Items from a figure collection
◇ ◇ ◇

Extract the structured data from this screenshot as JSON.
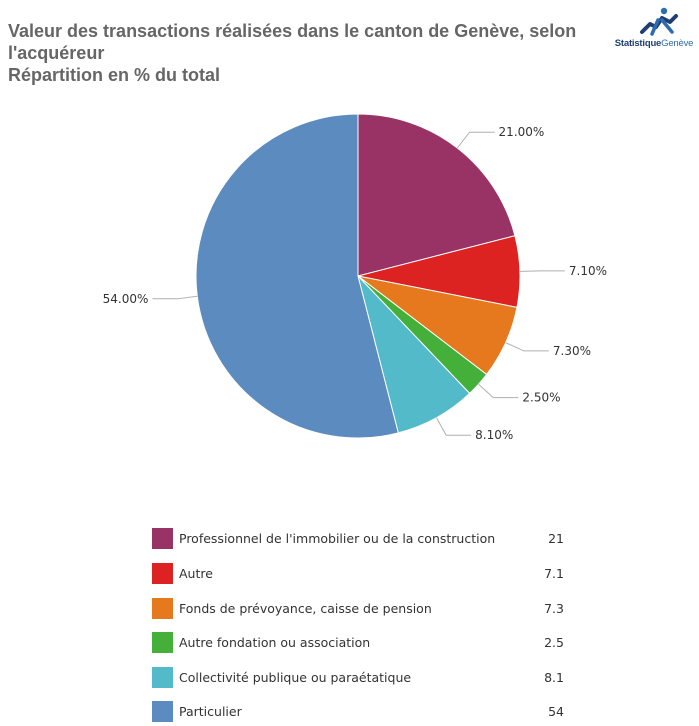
{
  "header": {
    "title_line1": "Valeur des transactions réalisées dans le canton de Genève, selon",
    "title_line2": "l'acquéreur",
    "subtitle": "Répartition en % du total"
  },
  "logo": {
    "text_main": "Statistique",
    "text_sub": "Genève",
    "brand_color": "#1f3f73"
  },
  "chart_data": {
    "type": "pie",
    "categories": [
      "Professionnel de l'immobilier ou de la construction",
      "Autre",
      "Fonds de prévoyance, caisse de pension",
      "Autre fondation ou association",
      "Collectivité publique ou paraétatique",
      "Particulier"
    ],
    "values": [
      21,
      7.1,
      7.3,
      2.5,
      8.1,
      54
    ],
    "display_values": [
      "21",
      "7.1",
      "7.3",
      "2.5",
      "8.1",
      "54"
    ],
    "slice_labels": [
      "21.00%",
      "7.10%",
      "7.30%",
      "2.50%",
      "8.10%",
      "54.00%"
    ],
    "colors": [
      "#993366",
      "#dd2222",
      "#e6781e",
      "#44b03a",
      "#52bac8",
      "#5b8bbf"
    ],
    "unit": "%",
    "legend_position": "bottom"
  }
}
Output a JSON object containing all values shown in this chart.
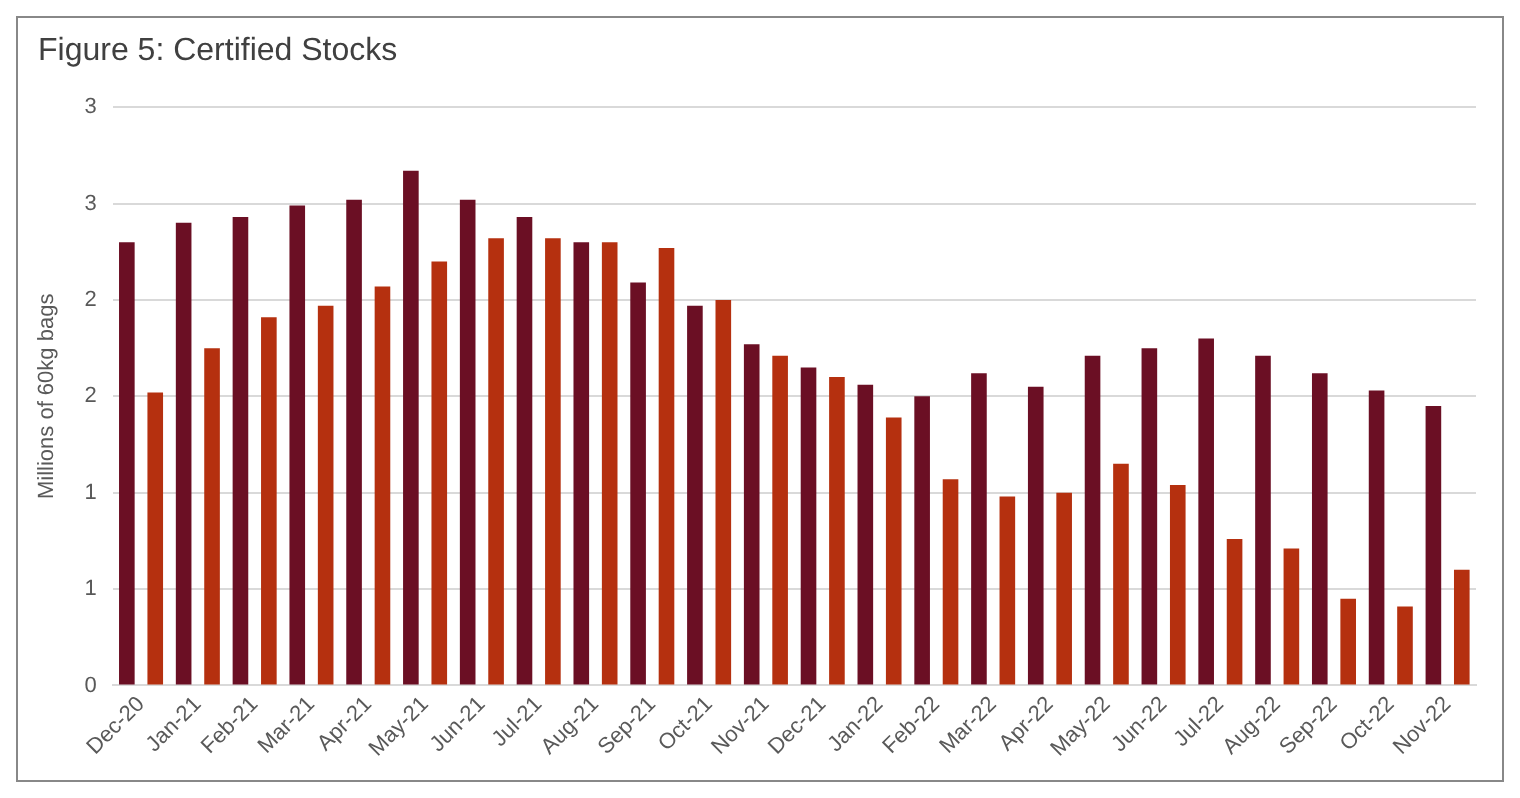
{
  "chart_data": {
    "type": "bar",
    "title": "Figure 5: Certified Stocks",
    "ylabel": "Millions of 60kg bags",
    "categories": [
      "Dec-20",
      "Jan-21",
      "Feb-21",
      "Mar-21",
      "Apr-21",
      "May-21",
      "Jun-21",
      "Jul-21",
      "Aug-21",
      "Sep-21",
      "Oct-21",
      "Nov-21",
      "Dec-21",
      "Jan-22",
      "Feb-22",
      "Mar-22",
      "Apr-22",
      "May-22",
      "Jun-22",
      "Jul-22",
      "Aug-22",
      "Sep-22",
      "Oct-22",
      "Nov-22"
    ],
    "series": [
      {
        "color": "#6b0f24",
        "values": [
          2.3,
          2.4,
          2.43,
          2.49,
          2.52,
          2.67,
          2.52,
          2.43,
          2.3,
          2.09,
          1.97,
          1.77,
          1.65,
          1.56,
          1.5,
          1.62,
          1.55,
          1.71,
          1.75,
          1.8,
          1.71,
          1.62,
          1.53,
          1.45
        ]
      },
      {
        "color": "#b5300f",
        "values": [
          1.52,
          1.75,
          1.91,
          1.97,
          2.07,
          2.2,
          2.32,
          2.32,
          2.3,
          2.27,
          2.0,
          1.71,
          1.6,
          1.39,
          1.07,
          0.98,
          1.0,
          1.15,
          1.04,
          0.76,
          0.71,
          0.45,
          0.41,
          0.6
        ]
      }
    ],
    "ylim": [
      0,
      3
    ],
    "yticks": [
      0,
      {
        "value": 0.5,
        "label": "1"
      },
      1,
      {
        "value": 1.5,
        "label": "2"
      },
      2,
      {
        "value": 2.5,
        "label": "3"
      },
      3
    ],
    "grid": "y",
    "legend": false
  }
}
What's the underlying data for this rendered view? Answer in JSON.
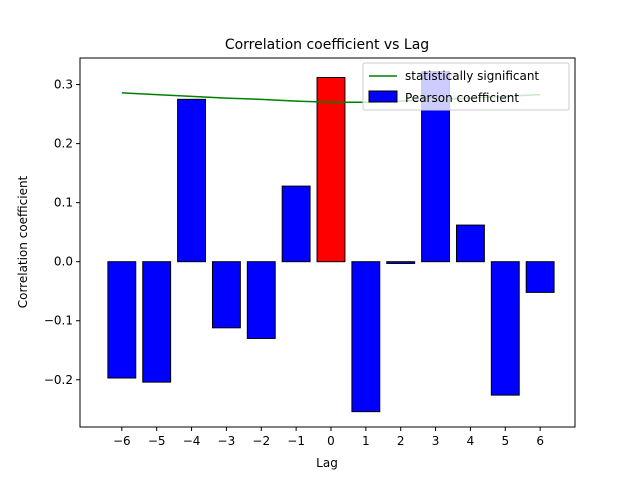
{
  "chart_data": {
    "type": "bar",
    "title": "Correlation coefficient vs Lag",
    "xlabel": "Lag",
    "ylabel": "Correlation coefficient",
    "categories": [
      -6,
      -5,
      -4,
      -3,
      -2,
      -1,
      0,
      1,
      2,
      3,
      4,
      5,
      6
    ],
    "category_labels": [
      "−6",
      "−5",
      "−4",
      "−3",
      "−2",
      "−1",
      "0",
      "1",
      "2",
      "3",
      "4",
      "5",
      "6"
    ],
    "series": [
      {
        "name": "Pearson coefficient",
        "type": "bar",
        "color": "#0000ff",
        "highlight_color": "#ff0000",
        "highlight_category": 0,
        "values": [
          -0.197,
          -0.204,
          0.275,
          -0.112,
          -0.13,
          0.128,
          0.312,
          -0.254,
          -0.003,
          0.322,
          0.062,
          -0.226,
          -0.052
        ]
      },
      {
        "name": "statistically significant",
        "type": "line",
        "color": "#008000",
        "x": [
          -6,
          -5,
          -4,
          -3,
          -2,
          -1,
          0,
          1,
          2,
          3,
          4,
          5,
          6
        ],
        "values": [
          0.286,
          0.283,
          0.28,
          0.277,
          0.275,
          0.272,
          0.27,
          0.27,
          0.272,
          0.275,
          0.277,
          0.28,
          0.283
        ]
      }
    ],
    "xlim": [
      -7.2,
      7.0
    ],
    "ylim": [
      -0.28,
      0.345
    ],
    "yticks": [
      -0.2,
      -0.1,
      0.0,
      0.1,
      0.2,
      0.3
    ],
    "ytick_labels": [
      "−0.2",
      "−0.1",
      "0.0",
      "0.1",
      "0.2",
      "0.3"
    ],
    "legend_position": "top-right",
    "grid": false
  }
}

◇ ◇ ◇

Transcribe the records above verbatim. Do not carry over any picture.

### Task result
Extract the structured data from this screenshot as JSON.
{
  "header": {
    "title_line1": "Valeur des transactions réalisées dans le canton de Genève, selon",
    "title_line2": "l'acquéreur",
    "subtitle": "Répartition en % du total"
  },
  "logo": {
    "text_main": "Statistique",
    "text_sub": "Genève",
    "brand_color": "#1f3f73"
  },
  "chart_data": {
    "type": "pie",
    "categories": [
      "Professionnel de l'immobilier ou de la construction",
      "Autre",
      "Fonds de prévoyance, caisse de pension",
      "Autre fondation ou association",
      "Collectivité publique ou paraétatique",
      "Particulier"
    ],
    "values": [
      21,
      7.1,
      7.3,
      2.5,
      8.1,
      54
    ],
    "display_values": [
      "21",
      "7.1",
      "7.3",
      "2.5",
      "8.1",
      "54"
    ],
    "slice_labels": [
      "21.00%",
      "7.10%",
      "7.30%",
      "2.50%",
      "8.10%",
      "54.00%"
    ],
    "colors": [
      "#993366",
      "#dd2222",
      "#e6781e",
      "#44b03a",
      "#52bac8",
      "#5b8bbf"
    ],
    "unit": "%",
    "legend_position": "bottom"
  }
}
Output a JSON object containing all values shown in this chart.
{
  "chart_data": {
    "type": "bar",
    "title": "Figure 5: Certified Stocks",
    "ylabel": "Millions of 60kg bags",
    "categories": [
      "Dec-20",
      "Jan-21",
      "Feb-21",
      "Mar-21",
      "Apr-21",
      "May-21",
      "Jun-21",
      "Jul-21",
      "Aug-21",
      "Sep-21",
      "Oct-21",
      "Nov-21",
      "Dec-21",
      "Jan-22",
      "Feb-22",
      "Mar-22",
      "Apr-22",
      "May-22",
      "Jun-22",
      "Jul-22",
      "Aug-22",
      "Sep-22",
      "Oct-22",
      "Nov-22"
    ],
    "series": [
      {
        "color": "#6b0f24",
        "values": [
          2.3,
          2.4,
          2.43,
          2.49,
          2.52,
          2.67,
          2.52,
          2.43,
          2.3,
          2.09,
          1.97,
          1.77,
          1.65,
          1.56,
          1.5,
          1.62,
          1.55,
          1.71,
          1.75,
          1.8,
          1.71,
          1.62,
          1.53,
          1.45
        ]
      },
      {
        "color": "#b5300f",
        "values": [
          1.52,
          1.75,
          1.91,
          1.97,
          2.07,
          2.2,
          2.32,
          2.32,
          2.3,
          2.27,
          2.0,
          1.71,
          1.6,
          1.39,
          1.07,
          0.98,
          1.0,
          1.15,
          1.04,
          0.76,
          0.71,
          0.45,
          0.41,
          0.6
        ]
      }
    ],
    "ylim": [
      0,
      3
    ],
    "yticks": [
      0,
      {
        "value": 0.5,
        "label": "1"
      },
      1,
      {
        "value": 1.5,
        "label": "2"
      },
      2,
      {
        "value": 2.5,
        "label": "3"
      },
      3
    ],
    "grid": "y",
    "legend": false
  }
}
What's the underlying data for this rendered view? Answer in JSON.
{
  "chart_data": {
    "type": "bar",
    "title": "Correlation coefficient vs Lag",
    "xlabel": "Lag",
    "ylabel": "Correlation coefficient",
    "categories": [
      -6,
      -5,
      -4,
      -3,
      -2,
      -1,
      0,
      1,
      2,
      3,
      4,
      5,
      6
    ],
    "category_labels": [
      "−6",
      "−5",
      "−4",
      "−3",
      "−2",
      "−1",
      "0",
      "1",
      "2",
      "3",
      "4",
      "5",
      "6"
    ],
    "series": [
      {
        "name": "Pearson coefficient",
        "type": "bar",
        "color": "#0000ff",
        "highlight_color": "#ff0000",
        "highlight_category": 0,
        "values": [
          -0.197,
          -0.204,
          0.275,
          -0.112,
          -0.13,
          0.128,
          0.312,
          -0.254,
          -0.003,
          0.322,
          0.062,
          -0.226,
          -0.052
        ]
      },
      {
        "name": "statistically significant",
        "type": "line",
        "color": "#008000",
        "x": [
          -6,
          -5,
          -4,
          -3,
          -2,
          -1,
          0,
          1,
          2,
          3,
          4,
          5,
          6
        ],
        "values": [
          0.286,
          0.283,
          0.28,
          0.277,
          0.275,
          0.272,
          0.27,
          0.27,
          0.272,
          0.275,
          0.277,
          0.28,
          0.283
        ]
      }
    ],
    "xlim": [
      -7.2,
      7.0
    ],
    "ylim": [
      -0.28,
      0.345
    ],
    "yticks": [
      -0.2,
      -0.1,
      0.0,
      0.1,
      0.2,
      0.3
    ],
    "ytick_labels": [
      "−0.2",
      "−0.1",
      "0.0",
      "0.1",
      "0.2",
      "0.3"
    ],
    "legend_position": "top-right",
    "grid": false
  }
}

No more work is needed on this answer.